What you have to do
Say how many lines contain "ngực", using only the number.

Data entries
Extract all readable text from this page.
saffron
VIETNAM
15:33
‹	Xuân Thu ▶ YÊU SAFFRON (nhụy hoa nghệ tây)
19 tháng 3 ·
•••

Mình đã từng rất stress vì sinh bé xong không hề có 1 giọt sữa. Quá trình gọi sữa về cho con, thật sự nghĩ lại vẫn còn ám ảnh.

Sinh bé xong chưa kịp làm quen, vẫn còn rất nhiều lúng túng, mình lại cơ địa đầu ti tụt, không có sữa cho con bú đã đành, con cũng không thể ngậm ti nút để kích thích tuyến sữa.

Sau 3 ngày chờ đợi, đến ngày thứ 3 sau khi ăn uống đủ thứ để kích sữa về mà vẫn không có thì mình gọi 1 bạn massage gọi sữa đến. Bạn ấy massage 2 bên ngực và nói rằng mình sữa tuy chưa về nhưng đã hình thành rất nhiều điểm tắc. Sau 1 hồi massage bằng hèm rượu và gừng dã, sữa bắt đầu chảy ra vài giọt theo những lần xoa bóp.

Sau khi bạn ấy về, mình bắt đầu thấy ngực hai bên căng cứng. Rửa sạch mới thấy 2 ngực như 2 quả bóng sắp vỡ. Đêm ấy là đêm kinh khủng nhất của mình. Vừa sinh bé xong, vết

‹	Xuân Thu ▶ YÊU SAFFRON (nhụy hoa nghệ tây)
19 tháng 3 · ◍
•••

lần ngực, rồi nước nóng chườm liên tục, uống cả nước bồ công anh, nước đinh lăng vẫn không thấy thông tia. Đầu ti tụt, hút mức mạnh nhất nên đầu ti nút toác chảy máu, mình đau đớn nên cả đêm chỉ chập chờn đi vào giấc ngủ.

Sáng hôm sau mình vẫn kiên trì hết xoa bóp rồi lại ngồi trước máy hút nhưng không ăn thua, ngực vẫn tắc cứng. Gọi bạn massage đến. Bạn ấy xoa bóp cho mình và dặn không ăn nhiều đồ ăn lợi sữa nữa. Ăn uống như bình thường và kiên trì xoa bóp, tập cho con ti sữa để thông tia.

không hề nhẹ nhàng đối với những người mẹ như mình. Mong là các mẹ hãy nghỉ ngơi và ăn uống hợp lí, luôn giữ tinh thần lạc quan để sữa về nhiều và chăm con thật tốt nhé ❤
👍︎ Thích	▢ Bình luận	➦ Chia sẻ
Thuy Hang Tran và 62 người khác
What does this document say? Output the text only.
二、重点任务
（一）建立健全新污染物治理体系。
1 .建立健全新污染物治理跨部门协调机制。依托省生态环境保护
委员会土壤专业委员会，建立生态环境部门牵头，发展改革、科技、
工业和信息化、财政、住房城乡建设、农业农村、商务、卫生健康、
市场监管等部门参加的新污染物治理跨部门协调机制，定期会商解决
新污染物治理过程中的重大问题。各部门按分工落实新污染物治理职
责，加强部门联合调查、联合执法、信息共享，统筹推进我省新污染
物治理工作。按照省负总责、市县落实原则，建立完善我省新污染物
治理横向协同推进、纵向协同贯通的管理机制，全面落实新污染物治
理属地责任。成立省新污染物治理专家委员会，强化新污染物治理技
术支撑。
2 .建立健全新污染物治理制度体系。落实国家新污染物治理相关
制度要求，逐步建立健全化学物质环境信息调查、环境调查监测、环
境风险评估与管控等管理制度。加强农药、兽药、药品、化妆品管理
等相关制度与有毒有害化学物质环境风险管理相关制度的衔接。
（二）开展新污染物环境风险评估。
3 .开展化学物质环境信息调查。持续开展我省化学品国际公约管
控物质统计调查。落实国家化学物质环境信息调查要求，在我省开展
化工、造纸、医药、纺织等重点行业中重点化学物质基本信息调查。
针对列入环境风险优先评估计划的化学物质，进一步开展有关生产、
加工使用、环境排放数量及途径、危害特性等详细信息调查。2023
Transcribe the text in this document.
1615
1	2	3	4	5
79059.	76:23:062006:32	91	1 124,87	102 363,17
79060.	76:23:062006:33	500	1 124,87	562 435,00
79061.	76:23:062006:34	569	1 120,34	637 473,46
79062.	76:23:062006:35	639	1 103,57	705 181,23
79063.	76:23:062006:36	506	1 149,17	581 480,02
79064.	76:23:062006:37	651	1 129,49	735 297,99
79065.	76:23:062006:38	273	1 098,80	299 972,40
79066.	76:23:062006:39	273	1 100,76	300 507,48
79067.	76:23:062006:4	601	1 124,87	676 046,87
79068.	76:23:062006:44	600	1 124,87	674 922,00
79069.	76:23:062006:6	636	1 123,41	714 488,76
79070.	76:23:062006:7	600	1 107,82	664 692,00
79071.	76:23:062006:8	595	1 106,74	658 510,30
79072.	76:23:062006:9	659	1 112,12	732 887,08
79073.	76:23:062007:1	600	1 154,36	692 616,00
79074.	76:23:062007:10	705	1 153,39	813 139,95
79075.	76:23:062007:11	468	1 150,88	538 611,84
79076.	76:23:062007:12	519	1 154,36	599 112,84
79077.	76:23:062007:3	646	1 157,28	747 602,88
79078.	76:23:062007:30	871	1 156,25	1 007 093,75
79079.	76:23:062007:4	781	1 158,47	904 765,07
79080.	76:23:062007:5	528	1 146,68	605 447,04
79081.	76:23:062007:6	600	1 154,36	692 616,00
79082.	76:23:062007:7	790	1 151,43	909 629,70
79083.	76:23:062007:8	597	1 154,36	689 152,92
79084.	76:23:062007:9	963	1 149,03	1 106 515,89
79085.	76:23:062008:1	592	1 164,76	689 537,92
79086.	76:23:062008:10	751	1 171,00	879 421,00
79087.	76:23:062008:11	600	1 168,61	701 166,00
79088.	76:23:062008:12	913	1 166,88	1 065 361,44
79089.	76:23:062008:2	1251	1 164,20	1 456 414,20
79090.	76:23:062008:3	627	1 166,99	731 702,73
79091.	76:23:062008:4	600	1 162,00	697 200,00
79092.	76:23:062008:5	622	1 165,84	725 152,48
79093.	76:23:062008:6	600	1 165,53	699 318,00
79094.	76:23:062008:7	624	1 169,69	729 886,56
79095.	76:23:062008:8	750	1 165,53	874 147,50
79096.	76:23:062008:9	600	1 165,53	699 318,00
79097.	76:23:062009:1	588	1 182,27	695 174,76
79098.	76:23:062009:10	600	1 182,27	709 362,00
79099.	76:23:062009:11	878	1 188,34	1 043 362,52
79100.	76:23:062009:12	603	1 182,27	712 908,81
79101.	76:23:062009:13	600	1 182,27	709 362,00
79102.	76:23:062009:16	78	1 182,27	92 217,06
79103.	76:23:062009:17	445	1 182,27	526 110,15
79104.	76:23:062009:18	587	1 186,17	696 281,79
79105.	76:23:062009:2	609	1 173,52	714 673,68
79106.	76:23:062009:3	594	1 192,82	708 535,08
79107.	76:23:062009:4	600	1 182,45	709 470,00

Output below
4